▶ **BRIEF**
Copy out the listing below, swapping each "colorbar-tick" for "colorbar-mark" and leaving everything else untouched.

--- BEGIN SUPPLIED MATERIAL ---

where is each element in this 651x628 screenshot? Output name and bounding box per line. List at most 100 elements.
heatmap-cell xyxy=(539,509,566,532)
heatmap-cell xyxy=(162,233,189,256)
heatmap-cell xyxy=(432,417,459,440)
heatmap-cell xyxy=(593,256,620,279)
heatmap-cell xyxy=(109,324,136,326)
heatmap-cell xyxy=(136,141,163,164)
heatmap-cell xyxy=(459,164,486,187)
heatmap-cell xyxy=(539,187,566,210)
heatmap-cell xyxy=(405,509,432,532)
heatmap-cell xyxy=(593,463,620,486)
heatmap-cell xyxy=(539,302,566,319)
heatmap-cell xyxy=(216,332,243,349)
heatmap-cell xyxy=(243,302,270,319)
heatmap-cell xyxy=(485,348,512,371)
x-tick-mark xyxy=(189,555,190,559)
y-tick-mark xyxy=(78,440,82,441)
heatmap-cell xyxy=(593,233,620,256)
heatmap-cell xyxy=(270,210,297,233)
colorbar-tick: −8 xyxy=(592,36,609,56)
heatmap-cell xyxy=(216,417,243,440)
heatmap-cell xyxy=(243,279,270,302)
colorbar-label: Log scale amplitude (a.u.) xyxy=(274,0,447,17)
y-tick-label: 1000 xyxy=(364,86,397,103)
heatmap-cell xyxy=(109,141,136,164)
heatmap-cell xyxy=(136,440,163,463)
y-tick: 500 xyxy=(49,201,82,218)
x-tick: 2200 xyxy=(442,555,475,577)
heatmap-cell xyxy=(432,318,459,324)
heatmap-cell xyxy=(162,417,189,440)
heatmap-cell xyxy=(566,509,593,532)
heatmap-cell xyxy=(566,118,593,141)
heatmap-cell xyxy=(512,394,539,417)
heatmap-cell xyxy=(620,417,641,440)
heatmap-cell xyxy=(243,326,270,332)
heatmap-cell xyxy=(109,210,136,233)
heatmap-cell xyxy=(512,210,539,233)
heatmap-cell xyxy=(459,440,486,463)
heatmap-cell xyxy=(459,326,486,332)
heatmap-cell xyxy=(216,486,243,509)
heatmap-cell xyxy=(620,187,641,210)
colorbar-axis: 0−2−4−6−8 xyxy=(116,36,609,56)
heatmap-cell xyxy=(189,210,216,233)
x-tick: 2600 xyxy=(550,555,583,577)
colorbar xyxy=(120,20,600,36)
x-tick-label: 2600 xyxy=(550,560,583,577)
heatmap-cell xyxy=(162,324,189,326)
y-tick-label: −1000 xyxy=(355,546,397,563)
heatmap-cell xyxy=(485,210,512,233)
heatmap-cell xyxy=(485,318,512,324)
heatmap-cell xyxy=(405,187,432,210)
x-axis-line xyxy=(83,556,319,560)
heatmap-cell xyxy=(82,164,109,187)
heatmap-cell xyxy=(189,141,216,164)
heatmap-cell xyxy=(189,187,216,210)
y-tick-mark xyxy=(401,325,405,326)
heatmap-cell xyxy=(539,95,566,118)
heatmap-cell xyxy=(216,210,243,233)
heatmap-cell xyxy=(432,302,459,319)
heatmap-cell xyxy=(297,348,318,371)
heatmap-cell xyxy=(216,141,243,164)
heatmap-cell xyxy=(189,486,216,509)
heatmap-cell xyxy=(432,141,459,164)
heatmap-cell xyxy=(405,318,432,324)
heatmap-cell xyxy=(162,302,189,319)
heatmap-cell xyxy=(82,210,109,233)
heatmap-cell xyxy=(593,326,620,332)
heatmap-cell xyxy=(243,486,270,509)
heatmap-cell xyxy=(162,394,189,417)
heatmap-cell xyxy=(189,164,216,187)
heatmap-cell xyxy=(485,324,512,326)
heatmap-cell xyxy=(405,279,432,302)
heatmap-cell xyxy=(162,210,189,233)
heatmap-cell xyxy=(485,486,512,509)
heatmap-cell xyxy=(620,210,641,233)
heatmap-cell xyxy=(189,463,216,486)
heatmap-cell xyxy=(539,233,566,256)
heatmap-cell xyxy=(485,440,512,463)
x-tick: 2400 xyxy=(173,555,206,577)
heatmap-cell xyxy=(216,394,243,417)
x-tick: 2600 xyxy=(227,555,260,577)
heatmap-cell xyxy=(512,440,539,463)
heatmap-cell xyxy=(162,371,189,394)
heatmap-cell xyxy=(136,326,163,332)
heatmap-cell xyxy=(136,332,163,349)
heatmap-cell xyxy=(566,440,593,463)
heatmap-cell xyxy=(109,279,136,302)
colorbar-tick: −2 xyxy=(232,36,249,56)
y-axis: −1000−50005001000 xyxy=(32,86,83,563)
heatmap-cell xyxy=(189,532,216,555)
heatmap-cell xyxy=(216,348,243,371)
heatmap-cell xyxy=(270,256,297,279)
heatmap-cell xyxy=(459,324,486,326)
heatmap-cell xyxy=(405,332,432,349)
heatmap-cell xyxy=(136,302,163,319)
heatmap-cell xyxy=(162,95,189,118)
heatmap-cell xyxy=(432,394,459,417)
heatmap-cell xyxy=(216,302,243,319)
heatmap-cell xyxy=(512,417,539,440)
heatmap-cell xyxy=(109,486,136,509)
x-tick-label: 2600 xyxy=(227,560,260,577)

--- END SUPPLIED MATERIAL ---

▶ **FULL OUTPUT**
where is each element in this 651x628 screenshot? Output name and bounding box per line. List at most 100 elements.
heatmap-cell xyxy=(539,509,566,532)
heatmap-cell xyxy=(162,233,189,256)
heatmap-cell xyxy=(432,417,459,440)
heatmap-cell xyxy=(593,256,620,279)
heatmap-cell xyxy=(109,324,136,326)
heatmap-cell xyxy=(136,141,163,164)
heatmap-cell xyxy=(459,164,486,187)
heatmap-cell xyxy=(539,187,566,210)
heatmap-cell xyxy=(405,509,432,532)
heatmap-cell xyxy=(593,463,620,486)
heatmap-cell xyxy=(539,302,566,319)
heatmap-cell xyxy=(216,332,243,349)
heatmap-cell xyxy=(243,302,270,319)
heatmap-cell xyxy=(485,348,512,371)
x-tick-mark xyxy=(189,555,190,559)
y-tick-mark xyxy=(78,440,82,441)
heatmap-cell xyxy=(593,233,620,256)
heatmap-cell xyxy=(270,210,297,233)
colorbar-mark: −8 xyxy=(592,36,609,56)
heatmap-cell xyxy=(216,417,243,440)
heatmap-cell xyxy=(243,279,270,302)
colorbar-label: Log scale amplitude (a.u.) xyxy=(274,0,447,17)
y-tick-label: 1000 xyxy=(364,86,397,103)
heatmap-cell xyxy=(109,141,136,164)
heatmap-cell xyxy=(136,440,163,463)
y-tick: 500 xyxy=(49,201,82,218)
x-tick: 2200 xyxy=(442,555,475,577)
heatmap-cell xyxy=(432,318,459,324)
heatmap-cell xyxy=(162,417,189,440)
heatmap-cell xyxy=(566,509,593,532)
heatmap-cell xyxy=(566,118,593,141)
heatmap-cell xyxy=(512,394,539,417)
heatmap-cell xyxy=(620,417,641,440)
heatmap-cell xyxy=(243,326,270,332)
heatmap-cell xyxy=(109,210,136,233)
heatmap-cell xyxy=(512,210,539,233)
heatmap-cell xyxy=(459,440,486,463)
heatmap-cell xyxy=(459,326,486,332)
heatmap-cell xyxy=(216,486,243,509)
heatmap-cell xyxy=(620,187,641,210)
colorbar-axis: 0−2−4−6−8 xyxy=(116,36,609,56)
heatmap-cell xyxy=(189,210,216,233)
x-tick: 2600 xyxy=(550,555,583,577)
colorbar xyxy=(120,20,600,36)
x-tick-label: 2600 xyxy=(550,560,583,577)
heatmap-cell xyxy=(162,324,189,326)
y-tick-label: −1000 xyxy=(355,546,397,563)
heatmap-cell xyxy=(485,210,512,233)
heatmap-cell xyxy=(485,318,512,324)
heatmap-cell xyxy=(405,187,432,210)
x-axis-line xyxy=(83,556,319,560)
heatmap-cell xyxy=(82,164,109,187)
heatmap-cell xyxy=(189,141,216,164)
heatmap-cell xyxy=(189,187,216,210)
y-tick-mark xyxy=(401,325,405,326)
heatmap-cell xyxy=(539,95,566,118)
heatmap-cell xyxy=(216,210,243,233)
heatmap-cell xyxy=(432,302,459,319)
heatmap-cell xyxy=(297,348,318,371)
heatmap-cell xyxy=(216,141,243,164)
heatmap-cell xyxy=(189,486,216,509)
heatmap-cell xyxy=(432,141,459,164)
heatmap-cell xyxy=(405,318,432,324)
heatmap-cell xyxy=(162,302,189,319)
heatmap-cell xyxy=(82,210,109,233)
heatmap-cell xyxy=(593,326,620,332)
heatmap-cell xyxy=(243,486,270,509)
heatmap-cell xyxy=(162,394,189,417)
heatmap-cell xyxy=(189,164,216,187)
heatmap-cell xyxy=(485,324,512,326)
heatmap-cell xyxy=(405,279,432,302)
heatmap-cell xyxy=(162,210,189,233)
heatmap-cell xyxy=(485,486,512,509)
heatmap-cell xyxy=(620,210,641,233)
heatmap-cell xyxy=(189,463,216,486)
heatmap-cell xyxy=(539,233,566,256)
heatmap-cell xyxy=(485,440,512,463)
x-tick: 2400 xyxy=(173,555,206,577)
heatmap-cell xyxy=(216,394,243,417)
x-tick: 2600 xyxy=(227,555,260,577)
heatmap-cell xyxy=(512,440,539,463)
heatmap-cell xyxy=(162,371,189,394)
heatmap-cell xyxy=(136,326,163,332)
heatmap-cell xyxy=(136,332,163,349)
heatmap-cell xyxy=(566,440,593,463)
heatmap-cell xyxy=(109,279,136,302)
colorbar-mark: −2 xyxy=(232,36,249,56)
y-axis: −1000−50005001000 xyxy=(32,86,83,563)
heatmap-cell xyxy=(189,532,216,555)
heatmap-cell xyxy=(216,348,243,371)
heatmap-cell xyxy=(270,256,297,279)
heatmap-cell xyxy=(459,324,486,326)
heatmap-cell xyxy=(405,332,432,349)
heatmap-cell xyxy=(136,302,163,319)
heatmap-cell xyxy=(162,95,189,118)
heatmap-cell xyxy=(432,394,459,417)
heatmap-cell xyxy=(216,302,243,319)
heatmap-cell xyxy=(512,417,539,440)
heatmap-cell xyxy=(109,486,136,509)
x-tick-label: 2600 xyxy=(227,560,260,577)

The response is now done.